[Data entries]
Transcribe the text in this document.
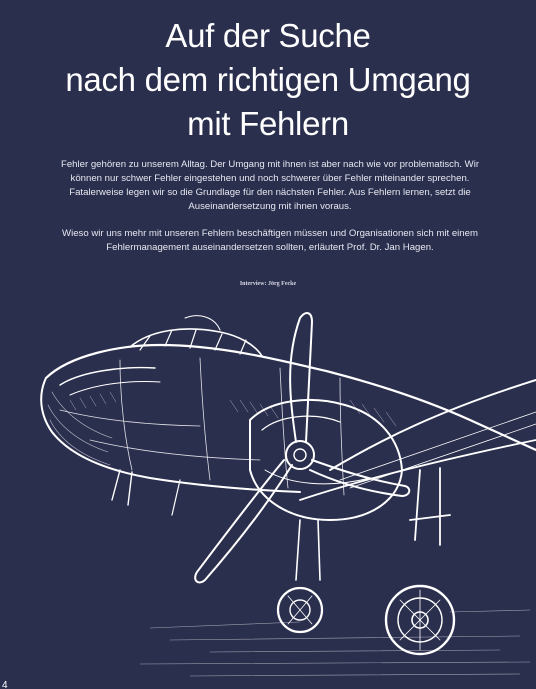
Auf der Suche
nach dem richtigen Umgang
mit Fehlern

Fehler gehören zu unserem Alltag. Der Umgang mit ihnen ist aber nach wie vor problematisch. Wir können nur schwer Fehler eingestehen und noch schwerer über Fehler miteinander sprechen. Fatalerweise legen wir so die Grundlage für den nächsten Fehler. Aus Fehlern lernen, setzt die Auseinandersetzung mit ihnen voraus.

Wieso wir uns mehr mit unseren Fehlern beschäftigen müssen und Organisationen sich mit einem Fehlermanagement auseinandersetzen sollten, erläutert Prof. Dr. Jan Hagen.

Interview: Jörg Fecke
4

**STATED GOAL**
Output an exact copy of the material, with the pictures removed.

**FINAL ANSWER**
Transcribe the text in this document.
Auf der Suche
nach dem richtigen Umgang
mit Fehlern

Fehler gehören zu unserem Alltag. Der Umgang mit ihnen ist aber nach wie vor problematisch. Wir können nur schwer Fehler eingestehen und noch schwerer über Fehler miteinander sprechen. Fatalerweise legen wir so die Grundlage für den nächsten Fehler. Aus Fehlern lernen, setzt die Auseinandersetzung mit ihnen voraus.

Wieso wir uns mehr mit unseren Fehlern beschäftigen müssen und Organisationen sich mit einem Fehlermanagement auseinandersetzen sollten, erläutert Prof. Dr. Jan Hagen.

Interview: Jörg Fecke
4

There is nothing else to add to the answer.